◆ **REQUIRED TASK**: Your task is to transcribe all of the data below exactly, omitting the images.

┌─ EXTRACTED ENTRIES

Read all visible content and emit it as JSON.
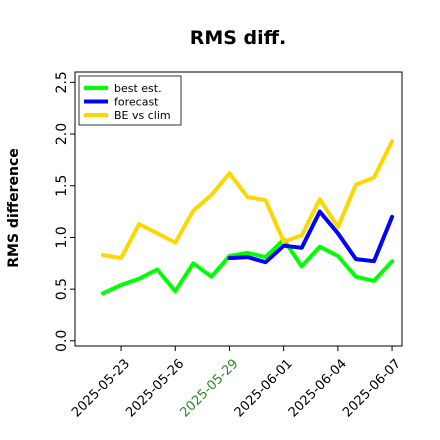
{
  "chart_data": {
    "type": "line",
    "title": "RMS diff.",
    "ylabel": "RMS difference",
    "xlabel": "",
    "ylim": [
      -0.05,
      2.6
    ],
    "yticks": [
      "0.0",
      "0.5",
      "1.0",
      "1.5",
      "2.0",
      "2.5"
    ],
    "xticks": [
      {
        "label": "2025-05-23",
        "color": "#000000"
      },
      {
        "label": "2025-05-26",
        "color": "#000000"
      },
      {
        "label": "2025-05-29",
        "color": "#228b22"
      },
      {
        "label": "2025-06-01",
        "color": "#000000"
      },
      {
        "label": "2025-06-04",
        "color": "#000000"
      },
      {
        "label": "2025-06-07",
        "color": "#000000"
      }
    ],
    "x": [
      "2025-05-22",
      "2025-05-23",
      "2025-05-24",
      "2025-05-25",
      "2025-05-26",
      "2025-05-27",
      "2025-05-28",
      "2025-05-29",
      "2025-05-30",
      "2025-05-31",
      "2025-06-01",
      "2025-06-02",
      "2025-06-03",
      "2025-06-04",
      "2025-06-05",
      "2025-06-06",
      "2025-06-07"
    ],
    "legend_position": "top-left",
    "grid": false,
    "series": [
      {
        "name": "best est.",
        "color": "#00ff00",
        "values": [
          0.46,
          0.54,
          0.6,
          0.69,
          0.48,
          0.75,
          0.62,
          0.82,
          0.85,
          0.81,
          0.98,
          0.72,
          0.91,
          0.82,
          0.62,
          0.58,
          0.77
        ]
      },
      {
        "name": "forecast",
        "color": "#0000ff",
        "values": [
          null,
          null,
          null,
          null,
          null,
          null,
          null,
          0.8,
          0.81,
          0.76,
          0.92,
          0.9,
          1.25,
          1.04,
          0.79,
          0.77,
          1.2
        ]
      },
      {
        "name": "BE vs clim",
        "color": "#ffd700",
        "values": [
          0.83,
          0.8,
          1.13,
          1.04,
          0.95,
          1.26,
          1.41,
          1.62,
          1.39,
          1.36,
          0.96,
          1.02,
          1.37,
          1.1,
          1.51,
          1.58,
          1.93
        ]
      }
    ]
  }
}
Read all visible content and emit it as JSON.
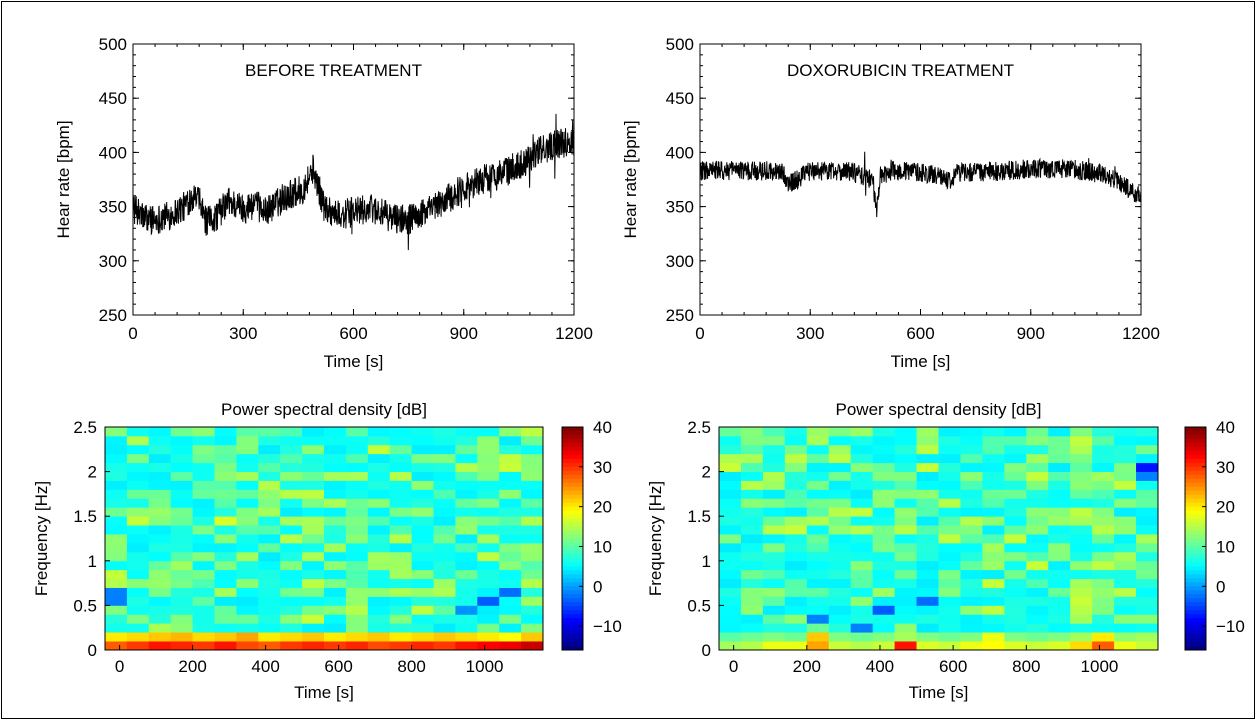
{
  "chart_data": [
    {
      "type": "line",
      "annotation": "BEFORE TREATMENT",
      "xlabel": "Time [s]",
      "ylabel": "Hear rate [bpm]",
      "xlim": [
        0,
        1200
      ],
      "ylim": [
        250,
        500
      ],
      "x_ticks": [
        "0",
        "300",
        "600",
        "900",
        "1200"
      ],
      "y_ticks": [
        "250",
        "300",
        "350",
        "400",
        "450",
        "500"
      ],
      "grid": false,
      "noise_amplitude_bpm": 14,
      "series": [
        {
          "x": [
            0,
            30,
            60,
            100,
            140,
            160,
            180,
            200,
            230,
            260,
            300,
            330,
            360,
            400,
            430,
            460,
            490,
            520,
            560,
            600,
            650,
            700,
            750,
            800,
            850,
            900,
            950,
            1000,
            1050,
            1100,
            1150,
            1200
          ],
          "y": [
            348,
            340,
            338,
            342,
            350,
            360,
            355,
            335,
            342,
            355,
            348,
            352,
            345,
            355,
            362,
            365,
            385,
            350,
            342,
            345,
            348,
            340,
            338,
            345,
            355,
            368,
            375,
            380,
            388,
            400,
            408,
            410
          ]
        }
      ]
    },
    {
      "type": "line",
      "annotation": "DOXORUBICIN TREATMENT",
      "xlabel": "Time [s]",
      "ylabel": "Hear rate [bpm]",
      "xlim": [
        0,
        1200
      ],
      "ylim": [
        250,
        500
      ],
      "x_ticks": [
        "0",
        "300",
        "600",
        "900",
        "1200"
      ],
      "y_ticks": [
        "250",
        "300",
        "350",
        "400",
        "450",
        "500"
      ],
      "grid": false,
      "noise_amplitude_bpm": 9,
      "series": [
        {
          "x": [
            0,
            100,
            200,
            230,
            240,
            300,
            400,
            470,
            480,
            490,
            520,
            600,
            680,
            700,
            800,
            900,
            1000,
            1100,
            1140,
            1170,
            1200
          ],
          "y": [
            383,
            383,
            383,
            380,
            370,
            383,
            383,
            375,
            345,
            378,
            383,
            382,
            375,
            382,
            382,
            385,
            385,
            380,
            372,
            365,
            358
          ]
        }
      ]
    },
    {
      "type": "heatmap",
      "title": "Power spectral density [dB]",
      "xlabel": "Time [s]",
      "ylabel": "Frequency [Hz]",
      "xlim": [
        -40,
        1160
      ],
      "ylim": [
        0,
        2.5
      ],
      "x_ticks": [
        "0",
        "200",
        "400",
        "600",
        "800",
        "1000"
      ],
      "y_ticks": [
        "0",
        "0.5",
        "1",
        "1.5",
        "2",
        "2.5"
      ],
      "colorbar_range": [
        -16,
        40
      ],
      "colorbar_ticks": [
        "40",
        "30",
        "20",
        "10",
        "0",
        "−10"
      ],
      "rows": 25,
      "cols": 20,
      "bottom_band_db": [
        [
          28,
          30,
          32,
          31,
          30,
          32,
          29,
          28,
          30,
          31,
          30,
          31,
          29,
          30,
          31,
          30,
          32,
          33,
          34,
          36
        ],
        [
          20,
          21,
          22,
          23,
          21,
          22,
          24,
          20,
          21,
          22,
          20,
          21,
          22,
          20,
          21,
          22,
          21,
          20,
          19,
          22
        ]
      ],
      "high_cells": [
        [
          5,
          14,
          17
        ],
        [
          6,
          10,
          14
        ],
        [
          7,
          15,
          14
        ],
        [
          8,
          14,
          14
        ],
        [
          12,
          10,
          14
        ],
        [
          10,
          19,
          14
        ]
      ],
      "low_cells": [
        [
          0,
          5,
          -2
        ],
        [
          0,
          6,
          -2
        ],
        [
          16,
          4,
          -1
        ],
        [
          17,
          5,
          -4
        ],
        [
          18,
          6,
          -3
        ]
      ]
    },
    {
      "type": "heatmap",
      "title": "Power spectral density [dB]",
      "xlabel": "Time [s]",
      "ylabel": "Frequency [Hz]",
      "xlim": [
        -40,
        1160
      ],
      "ylim": [
        0,
        2.5
      ],
      "x_ticks": [
        "0",
        "200",
        "400",
        "600",
        "800",
        "1000"
      ],
      "y_ticks": [
        "0",
        "0.5",
        "1",
        "1.5",
        "2",
        "2.5"
      ],
      "colorbar_range": [
        -16,
        40
      ],
      "colorbar_ticks": [
        "40",
        "30",
        "20",
        "10",
        "0",
        "−10"
      ],
      "rows": 25,
      "cols": 20,
      "bottom_band_db": [
        [
          14,
          15,
          18,
          18,
          24,
          16,
          15,
          16,
          32,
          17,
          16,
          18,
          19,
          17,
          16,
          17,
          21,
          28,
          18,
          16
        ],
        [
          10,
          11,
          12,
          11,
          22,
          12,
          11,
          12,
          14,
          12,
          11,
          12,
          18,
          12,
          11,
          12,
          14,
          20,
          13,
          14
        ]
      ],
      "high_cells": [
        [
          16,
          3,
          14
        ],
        [
          16,
          4,
          15
        ],
        [
          16,
          5,
          16
        ],
        [
          16,
          6,
          15
        ],
        [
          16,
          7,
          14
        ],
        [
          17,
          5,
          12
        ],
        [
          17,
          6,
          13
        ],
        [
          17,
          7,
          12
        ]
      ],
      "low_cells": [
        [
          6,
          2,
          -2
        ],
        [
          7,
          4,
          -4
        ],
        [
          9,
          5,
          -3
        ],
        [
          4,
          3,
          -2
        ],
        [
          19,
          20,
          -8
        ],
        [
          19,
          19,
          -2
        ]
      ]
    }
  ]
}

└─

◆ **OUTPUT FOR THIS TASK**:
Read all visible content and emit it as JSON.
{
  "chart_data": {
    "type": "line",
    "title": "RMS diff.",
    "ylabel": "RMS difference",
    "xlabel": "",
    "ylim": [
      -0.05,
      2.6
    ],
    "yticks": [
      "0.0",
      "0.5",
      "1.0",
      "1.5",
      "2.0",
      "2.5"
    ],
    "xticks": [
      {
        "label": "2025-05-23",
        "color": "#000000"
      },
      {
        "label": "2025-05-26",
        "color": "#000000"
      },
      {
        "label": "2025-05-29",
        "color": "#228b22"
      },
      {
        "label": "2025-06-01",
        "color": "#000000"
      },
      {
        "label": "2025-06-04",
        "color": "#000000"
      },
      {
        "label": "2025-06-07",
        "color": "#000000"
      }
    ],
    "x": [
      "2025-05-22",
      "2025-05-23",
      "2025-05-24",
      "2025-05-25",
      "2025-05-26",
      "2025-05-27",
      "2025-05-28",
      "2025-05-29",
      "2025-05-30",
      "2025-05-31",
      "2025-06-01",
      "2025-06-02",
      "2025-06-03",
      "2025-06-04",
      "2025-06-05",
      "2025-06-06",
      "2025-06-07"
    ],
    "legend_position": "top-left",
    "grid": false,
    "series": [
      {
        "name": "best est.",
        "color": "#00ff00",
        "values": [
          0.46,
          0.54,
          0.6,
          0.69,
          0.48,
          0.75,
          0.62,
          0.82,
          0.85,
          0.81,
          0.98,
          0.72,
          0.91,
          0.82,
          0.62,
          0.58,
          0.77
        ]
      },
      {
        "name": "forecast",
        "color": "#0000ff",
        "values": [
          null,
          null,
          null,
          null,
          null,
          null,
          null,
          0.8,
          0.81,
          0.76,
          0.92,
          0.9,
          1.25,
          1.04,
          0.79,
          0.77,
          1.2
        ]
      },
      {
        "name": "BE vs clim",
        "color": "#ffd700",
        "values": [
          0.83,
          0.8,
          1.13,
          1.04,
          0.95,
          1.26,
          1.41,
          1.62,
          1.39,
          1.36,
          0.96,
          1.02,
          1.37,
          1.1,
          1.51,
          1.58,
          1.93
        ]
      }
    ]
  }
}
Read all visible content and emit it as JSON.
{
  "chart_data": [
    {
      "type": "line",
      "annotation": "BEFORE TREATMENT",
      "xlabel": "Time [s]",
      "ylabel": "Hear rate [bpm]",
      "xlim": [
        0,
        1200
      ],
      "ylim": [
        250,
        500
      ],
      "x_ticks": [
        "0",
        "300",
        "600",
        "900",
        "1200"
      ],
      "y_ticks": [
        "250",
        "300",
        "350",
        "400",
        "450",
        "500"
      ],
      "grid": false,
      "noise_amplitude_bpm": 14,
      "series": [
        {
          "x": [
            0,
            30,
            60,
            100,
            140,
            160,
            180,
            200,
            230,
            260,
            300,
            330,
            360,
            400,
            430,
            460,
            490,
            520,
            560,
            600,
            650,
            700,
            750,
            800,
            850,
            900,
            950,
            1000,
            1050,
            1100,
            1150,
            1200
          ],
          "y": [
            348,
            340,
            338,
            342,
            350,
            360,
            355,
            335,
            342,
            355,
            348,
            352,
            345,
            355,
            362,
            365,
            385,
            350,
            342,
            345,
            348,
            340,
            338,
            345,
            355,
            368,
            375,
            380,
            388,
            400,
            408,
            410
          ]
        }
      ]
    },
    {
      "type": "line",
      "annotation": "DOXORUBICIN TREATMENT",
      "xlabel": "Time [s]",
      "ylabel": "Hear rate [bpm]",
      "xlim": [
        0,
        1200
      ],
      "ylim": [
        250,
        500
      ],
      "x_ticks": [
        "0",
        "300",
        "600",
        "900",
        "1200"
      ],
      "y_ticks": [
        "250",
        "300",
        "350",
        "400",
        "450",
        "500"
      ],
      "grid": false,
      "noise_amplitude_bpm": 9,
      "series": [
        {
          "x": [
            0,
            100,
            200,
            230,
            240,
            300,
            400,
            470,
            480,
            490,
            520,
            600,
            680,
            700,
            800,
            900,
            1000,
            1100,
            1140,
            1170,
            1200
          ],
          "y": [
            383,
            383,
            383,
            380,
            370,
            383,
            383,
            375,
            345,
            378,
            383,
            382,
            375,
            382,
            382,
            385,
            385,
            380,
            372,
            365,
            358
          ]
        }
      ]
    },
    {
      "type": "heatmap",
      "title": "Power spectral density [dB]",
      "xlabel": "Time [s]",
      "ylabel": "Frequency [Hz]",
      "xlim": [
        -40,
        1160
      ],
      "ylim": [
        0,
        2.5
      ],
      "x_ticks": [
        "0",
        "200",
        "400",
        "600",
        "800",
        "1000"
      ],
      "y_ticks": [
        "0",
        "0.5",
        "1",
        "1.5",
        "2",
        "2.5"
      ],
      "colorbar_range": [
        -16,
        40
      ],
      "colorbar_ticks": [
        "40",
        "30",
        "20",
        "10",
        "0",
        "−10"
      ],
      "rows": 25,
      "cols": 20,
      "bottom_band_db": [
        [
          28,
          30,
          32,
          31,
          30,
          32,
          29,
          28,
          30,
          31,
          30,
          31,
          29,
          30,
          31,
          30,
          32,
          33,
          34,
          36
        ],
        [
          20,
          21,
          22,
          23,
          21,
          22,
          24,
          20,
          21,
          22,
          20,
          21,
          22,
          20,
          21,
          22,
          21,
          20,
          19,
          22
        ]
      ],
      "high_cells": [
        [
          5,
          14,
          17
        ],
        [
          6,
          10,
          14
        ],
        [
          7,
          15,
          14
        ],
        [
          8,
          14,
          14
        ],
        [
          12,
          10,
          14
        ],
        [
          10,
          19,
          14
        ]
      ],
      "low_cells": [
        [
          0,
          5,
          -2
        ],
        [
          0,
          6,
          -2
        ],
        [
          16,
          4,
          -1
        ],
        [
          17,
          5,
          -4
        ],
        [
          18,
          6,
          -3
        ]
      ]
    },
    {
      "type": "heatmap",
      "title": "Power spectral density [dB]",
      "xlabel": "Time [s]",
      "ylabel": "Frequency [Hz]",
      "xlim": [
        -40,
        1160
      ],
      "ylim": [
        0,
        2.5
      ],
      "x_ticks": [
        "0",
        "200",
        "400",
        "600",
        "800",
        "1000"
      ],
      "y_ticks": [
        "0",
        "0.5",
        "1",
        "1.5",
        "2",
        "2.5"
      ],
      "colorbar_range": [
        -16,
        40
      ],
      "colorbar_ticks": [
        "40",
        "30",
        "20",
        "10",
        "0",
        "−10"
      ],
      "rows": 25,
      "cols": 20,
      "bottom_band_db": [
        [
          14,
          15,
          18,
          18,
          24,
          16,
          15,
          16,
          32,
          17,
          16,
          18,
          19,
          17,
          16,
          17,
          21,
          28,
          18,
          16
        ],
        [
          10,
          11,
          12,
          11,
          22,
          12,
          11,
          12,
          14,
          12,
          11,
          12,
          18,
          12,
          11,
          12,
          14,
          20,
          13,
          14
        ]
      ],
      "high_cells": [
        [
          16,
          3,
          14
        ],
        [
          16,
          4,
          15
        ],
        [
          16,
          5,
          16
        ],
        [
          16,
          6,
          15
        ],
        [
          16,
          7,
          14
        ],
        [
          17,
          5,
          12
        ],
        [
          17,
          6,
          13
        ],
        [
          17,
          7,
          12
        ]
      ],
      "low_cells": [
        [
          6,
          2,
          -2
        ],
        [
          7,
          4,
          -4
        ],
        [
          9,
          5,
          -3
        ],
        [
          4,
          3,
          -2
        ],
        [
          19,
          20,
          -8
        ],
        [
          19,
          19,
          -2
        ]
      ]
    }
  ]
}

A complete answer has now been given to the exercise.